**To do**
Give all the lines below again, exactly, with no pictures.

Chart and figure data

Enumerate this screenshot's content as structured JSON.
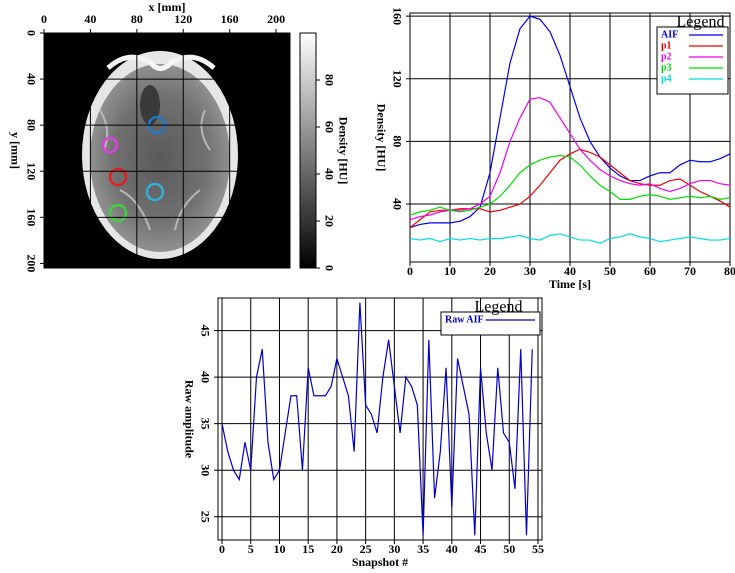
{
  "chart_data": [
    {
      "type": "image",
      "xlabel": "x [mm]",
      "ylabel": "y [mm]",
      "xlim": [
        0,
        212
      ],
      "ylim": [
        0,
        204
      ],
      "xticks": [
        0,
        40,
        80,
        120,
        160,
        200
      ],
      "yticks": [
        0,
        40,
        80,
        120,
        160,
        200
      ],
      "x_axis_position": "top",
      "y_inverted": true,
      "grid": true,
      "colorbar": {
        "label": "Density [HU]",
        "clim": [
          0,
          100
        ],
        "ticks": [
          0,
          20,
          40,
          60,
          80
        ]
      }
    },
    {
      "type": "line",
      "xlabel": "Time [s]",
      "ylabel": "Density [HU]",
      "xlim": [
        0,
        80
      ],
      "ylim": [
        3,
        162
      ],
      "xticks": [
        0,
        10,
        20,
        30,
        40,
        50,
        60,
        70,
        80
      ],
      "yticks": [
        40,
        80,
        120,
        160
      ],
      "grid": true,
      "legend": {
        "title": "Legend",
        "loc": "upper right"
      },
      "x": [
        0,
        2.5,
        5,
        7.5,
        10,
        12.5,
        15,
        17.5,
        20,
        22.5,
        25,
        27.5,
        30,
        32.5,
        35,
        37.5,
        40,
        42.5,
        45,
        47.5,
        50,
        52.5,
        55,
        57.5,
        60,
        62.5,
        65,
        67.5,
        70,
        72.5,
        75,
        77.5,
        80
      ],
      "series": [
        {
          "name": "AIF",
          "color": "#0000ee",
          "values": [
            25,
            27,
            28,
            28,
            28,
            29,
            32,
            38,
            60,
            95,
            130,
            152,
            160,
            158,
            150,
            135,
            115,
            95,
            80,
            70,
            63,
            58,
            55,
            55,
            58,
            60,
            60,
            65,
            68,
            67,
            67,
            69,
            72
          ]
        },
        {
          "name": "p1",
          "color": "#ee0000",
          "values": [
            25,
            30,
            35,
            36,
            36,
            37,
            37,
            37,
            35,
            36,
            38,
            40,
            45,
            52,
            60,
            68,
            72,
            75,
            73,
            70,
            65,
            60,
            55,
            53,
            52,
            52,
            55,
            56,
            52,
            48,
            45,
            42,
            38
          ]
        },
        {
          "name": "p2",
          "color": "#ee00ee",
          "values": [
            30,
            32,
            33,
            35,
            36,
            36,
            37,
            40,
            45,
            60,
            80,
            95,
            107,
            108,
            105,
            95,
            85,
            75,
            68,
            62,
            58,
            55,
            53,
            52,
            53,
            50,
            48,
            50,
            53,
            55,
            55,
            53,
            52
          ]
        },
        {
          "name": "p3",
          "color": "#00dd00",
          "values": [
            33,
            35,
            36,
            38,
            36,
            35,
            36,
            38,
            40,
            45,
            52,
            60,
            65,
            68,
            70,
            71,
            70,
            65,
            58,
            52,
            48,
            43,
            43,
            45,
            46,
            45,
            43,
            44,
            45,
            44,
            45,
            43,
            44
          ]
        },
        {
          "name": "p4",
          "color": "#00dddd",
          "values": [
            18,
            17,
            18,
            16,
            18,
            17,
            18,
            17,
            18,
            18,
            19,
            20,
            18,
            17,
            20,
            21,
            19,
            17,
            17,
            15,
            18,
            19,
            21,
            19,
            18,
            16,
            17,
            18,
            19,
            18,
            17,
            17,
            18
          ]
        }
      ]
    },
    {
      "type": "line",
      "xlabel": "Snapshot #",
      "ylabel": "Raw amplitude",
      "xlim": [
        -0.7,
        55.7
      ],
      "ylim": [
        22.5,
        48.5
      ],
      "xticks": [
        0,
        5,
        10,
        15,
        20,
        25,
        30,
        35,
        40,
        45,
        50,
        55
      ],
      "yticks": [
        25,
        30,
        35,
        40,
        45
      ],
      "grid": true,
      "legend": {
        "title": "Legend",
        "loc": "upper right"
      },
      "x": [
        0,
        1,
        2,
        3,
        4,
        5,
        6,
        7,
        8,
        9,
        10,
        11,
        12,
        13,
        14,
        15,
        16,
        17,
        18,
        19,
        20,
        21,
        22,
        23,
        24,
        25,
        26,
        27,
        28,
        29,
        30,
        31,
        32,
        33,
        34,
        35,
        36,
        37,
        38,
        39,
        40,
        41,
        42,
        43,
        44,
        45,
        46,
        47,
        48,
        49,
        50,
        51,
        52,
        53,
        54
      ],
      "series": [
        {
          "name": "Raw AIF",
          "color": "#0000cc",
          "values": [
            35,
            32,
            30,
            29,
            33,
            30,
            40,
            43,
            33,
            29,
            30,
            34,
            38,
            38,
            30,
            41,
            38,
            38,
            38,
            39,
            42,
            40,
            38,
            32,
            48,
            37,
            36,
            34,
            40,
            44,
            39,
            34,
            40,
            39,
            37,
            23,
            44,
            27,
            32,
            41,
            26,
            42,
            39,
            36,
            23,
            41,
            34,
            30,
            41,
            34,
            33,
            28,
            43,
            23,
            43
          ]
        }
      ]
    }
  ]
}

**Solution to this task**
Enumerate this screenshot's content as structured JSON.
{
  "chart_data": [
    {
      "type": "image",
      "xlabel": "x [mm]",
      "ylabel": "y [mm]",
      "xlim": [
        0,
        212
      ],
      "ylim": [
        0,
        204
      ],
      "xticks": [
        0,
        40,
        80,
        120,
        160,
        200
      ],
      "yticks": [
        0,
        40,
        80,
        120,
        160,
        200
      ],
      "x_axis_position": "top",
      "y_inverted": true,
      "grid": true,
      "colorbar": {
        "label": "Density [HU]",
        "clim": [
          0,
          100
        ],
        "ticks": [
          0,
          20,
          40,
          60,
          80
        ]
      }
    },
    {
      "type": "line",
      "xlabel": "Time [s]",
      "ylabel": "Density [HU]",
      "xlim": [
        0,
        80
      ],
      "ylim": [
        3,
        162
      ],
      "xticks": [
        0,
        10,
        20,
        30,
        40,
        50,
        60,
        70,
        80
      ],
      "yticks": [
        40,
        80,
        120,
        160
      ],
      "grid": true,
      "legend": {
        "title": "Legend",
        "loc": "upper right"
      },
      "x": [
        0,
        2.5,
        5,
        7.5,
        10,
        12.5,
        15,
        17.5,
        20,
        22.5,
        25,
        27.5,
        30,
        32.5,
        35,
        37.5,
        40,
        42.5,
        45,
        47.5,
        50,
        52.5,
        55,
        57.5,
        60,
        62.5,
        65,
        67.5,
        70,
        72.5,
        75,
        77.5,
        80
      ],
      "series": [
        {
          "name": "AIF",
          "color": "#0000ee",
          "values": [
            25,
            27,
            28,
            28,
            28,
            29,
            32,
            38,
            60,
            95,
            130,
            152,
            160,
            158,
            150,
            135,
            115,
            95,
            80,
            70,
            63,
            58,
            55,
            55,
            58,
            60,
            60,
            65,
            68,
            67,
            67,
            69,
            72
          ]
        },
        {
          "name": "p1",
          "color": "#ee0000",
          "values": [
            25,
            30,
            35,
            36,
            36,
            37,
            37,
            37,
            35,
            36,
            38,
            40,
            45,
            52,
            60,
            68,
            72,
            75,
            73,
            70,
            65,
            60,
            55,
            53,
            52,
            52,
            55,
            56,
            52,
            48,
            45,
            42,
            38
          ]
        },
        {
          "name": "p2",
          "color": "#ee00ee",
          "values": [
            30,
            32,
            33,
            35,
            36,
            36,
            37,
            40,
            45,
            60,
            80,
            95,
            107,
            108,
            105,
            95,
            85,
            75,
            68,
            62,
            58,
            55,
            53,
            52,
            53,
            50,
            48,
            50,
            53,
            55,
            55,
            53,
            52
          ]
        },
        {
          "name": "p3",
          "color": "#00dd00",
          "values": [
            33,
            35,
            36,
            38,
            36,
            35,
            36,
            38,
            40,
            45,
            52,
            60,
            65,
            68,
            70,
            71,
            70,
            65,
            58,
            52,
            48,
            43,
            43,
            45,
            46,
            45,
            43,
            44,
            45,
            44,
            45,
            43,
            44
          ]
        },
        {
          "name": "p4",
          "color": "#00dddd",
          "values": [
            18,
            17,
            18,
            16,
            18,
            17,
            18,
            17,
            18,
            18,
            19,
            20,
            18,
            17,
            20,
            21,
            19,
            17,
            17,
            15,
            18,
            19,
            21,
            19,
            18,
            16,
            17,
            18,
            19,
            18,
            17,
            17,
            18
          ]
        }
      ]
    },
    {
      "type": "line",
      "xlabel": "Snapshot #",
      "ylabel": "Raw amplitude",
      "xlim": [
        -0.7,
        55.7
      ],
      "ylim": [
        22.5,
        48.5
      ],
      "xticks": [
        0,
        5,
        10,
        15,
        20,
        25,
        30,
        35,
        40,
        45,
        50,
        55
      ],
      "yticks": [
        25,
        30,
        35,
        40,
        45
      ],
      "grid": true,
      "legend": {
        "title": "Legend",
        "loc": "upper right"
      },
      "x": [
        0,
        1,
        2,
        3,
        4,
        5,
        6,
        7,
        8,
        9,
        10,
        11,
        12,
        13,
        14,
        15,
        16,
        17,
        18,
        19,
        20,
        21,
        22,
        23,
        24,
        25,
        26,
        27,
        28,
        29,
        30,
        31,
        32,
        33,
        34,
        35,
        36,
        37,
        38,
        39,
        40,
        41,
        42,
        43,
        44,
        45,
        46,
        47,
        48,
        49,
        50,
        51,
        52,
        53,
        54
      ],
      "series": [
        {
          "name": "Raw AIF",
          "color": "#0000cc",
          "values": [
            35,
            32,
            30,
            29,
            33,
            30,
            40,
            43,
            33,
            29,
            30,
            34,
            38,
            38,
            30,
            41,
            38,
            38,
            38,
            39,
            42,
            40,
            38,
            32,
            48,
            37,
            36,
            34,
            40,
            44,
            39,
            34,
            40,
            39,
            37,
            23,
            44,
            27,
            32,
            41,
            26,
            42,
            39,
            36,
            23,
            41,
            34,
            30,
            41,
            34,
            33,
            28,
            43,
            23,
            43
          ]
        }
      ]
    }
  ]
}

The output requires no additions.